[GitHub] [iceberg] szehon-ho commented on a diff in pull request #6779: Spark 3.2, 3.3: use table partition schema in add_files for getPartitions to avoid data corruption

via GitHub Thu, 16 Feb 2023 18:06:54 -0800


szehon-ho commented on code in PR #6779:
URL: https://github.com/apache/iceberg/pull/6779#discussion_r1109199713



##########
spark/v3.3/spark/src/main/java/org/apache/iceberg/spark/Spark3Util.java:
##########
@@ -836,9 +836,30 @@ public static String quotedFullIdentifier(String 
catalogName, Identifier identif
    * @param format format of the file
    * @param partitionFilter partitionFilter of the file
    * @return all table's partitions
+   * @deprecated use {@link Spark3Util#getPartitions(SparkSession, Path, 
String, Map, Option)}
    */
+  @Deprecated
   public static List<SparkPartition> getPartitions(
       SparkSession spark, Path rootPath, String format, Map<String, String> 
partitionFilter) {
+    return getPartitions(spark, rootPath, format, partitionFilter, 
Option.empty());
+  }
+
+  /**
+   * Use Spark to list all partitions in the table.
+   *
+   * @param spark a Spark session
+   * @param rootPath a table identifier
+   * @param format format of the file
+   * @param partitionFilter partitionFilter of the file
+   * @param partitionSpec partitionSpec of the table
+   * @return all table's partitions
+   */
+  public static List<SparkPartition> getPartitions(
+      SparkSession spark,
+      Path rootPath,
+      String format,
+      Map<String, String> partitionFilter,
+      Option<PartitionSpec> partitionSpec) {

Review Comment:
   We shouldnt take in scala Option as argument to java method.  I would vote 
to just take a regular PartitionSpec, and check null in code, the equivalent is 
java.util.Optional and javadoc suggests to use it primarily for return types. 



##########
spark/v3.2/spark-extensions/src/test/java/org/apache/iceberg/spark/extensions/TestAddFilesProcedure.java:
##########
@@ -911,6 +935,14 @@ public void 
testPartitionedImportFromEmptyPartitionDoesNotThrow() {
     new StructField("ts", DataTypes.DateType, true, Metadata.empty())

### Data block
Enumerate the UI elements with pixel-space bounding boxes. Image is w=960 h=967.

### Your tasks
(a) Answer these from the Iceberg pull request review:
(i) What is the type of the last parameter in the new getPartitions method?
(ii) What does the reviewer suggest the method take instead?
(iii) Which Spark versions does the pull request title name?
(b) Carry on the Iceberg pull request review, picking up right after its final line.

### Solved problems
(a)
(i) Option<PartitionSpec>
(ii) A regular PartitionSpec, with a null check in the code.
(iii) Spark 3.2 and 3.3.

(b)
   };
 
+  private static final StructField[] dateHourStruct = {
+    new StructField("id", DataTypes.IntegerType, true, Metadata.empty()),
+    new StructField("name", DataTypes.StringType, true, Metadata.empty()),
+    new StructField("dept", DataTypes.StringType, true, Metadata.empty()),
+    new StructField("ts", DataTypes.DateType, true, Metadata.empty()),
+    new StructField("hour", DataTypes.StringType, true, Metadata.empty())

Review Comment:
   Question, (maybe I am not understanding original problem entirely), can we 
re-use existing test struct, ie, using "dept=01" as partition field?



##########
spark/v3.2/spark/src/main/java/org/apache/iceberg/spark/SparkSchemaUtil.java:
##########
@@ -354,4 +354,15 @@ public static Map<Integer, String> 
indexQuotedNameById(Schema schema) {
     Function<String, String> quotingFunc = name -> String.format("`%s`", 
name.replace("`", "``"));
     return TypeUtil.indexQuotedNameById(schema.asStruct(), quotingFunc);
   }
+
+  /**
+   * Convert a {@link PartitionSpec} to a {@link DataType Spark type}.
+   *
+   * @param spec iceberg PartitionSpec
+   * @return {@link StructType}
+   * @throws IllegalArgumentException if the type cannot be converted
+   */
+  public static StructType convert(PartitionSpec spec) {
+    return convert(new 
Schema(spec.partitionType().asNestedType().asStructType().fields()));

Review Comment:
   I think the general project direction has been to avoid adding public method 
unless we need it in many places.  This is converting from a partition spec 
type to spark type, and should be fairly limited, so would suggest inline.
   
   I personally think , if anything, adding public method convert(StructType) 
to spark StructType would be more useful, instead of forcing constructing of 
Schema in existing convert method, and will cover this case here.  like to see 
what @aokolnychyi @RussellSpitzer think as well.
   
   Also, is it more convoluted than needed?  Could it be?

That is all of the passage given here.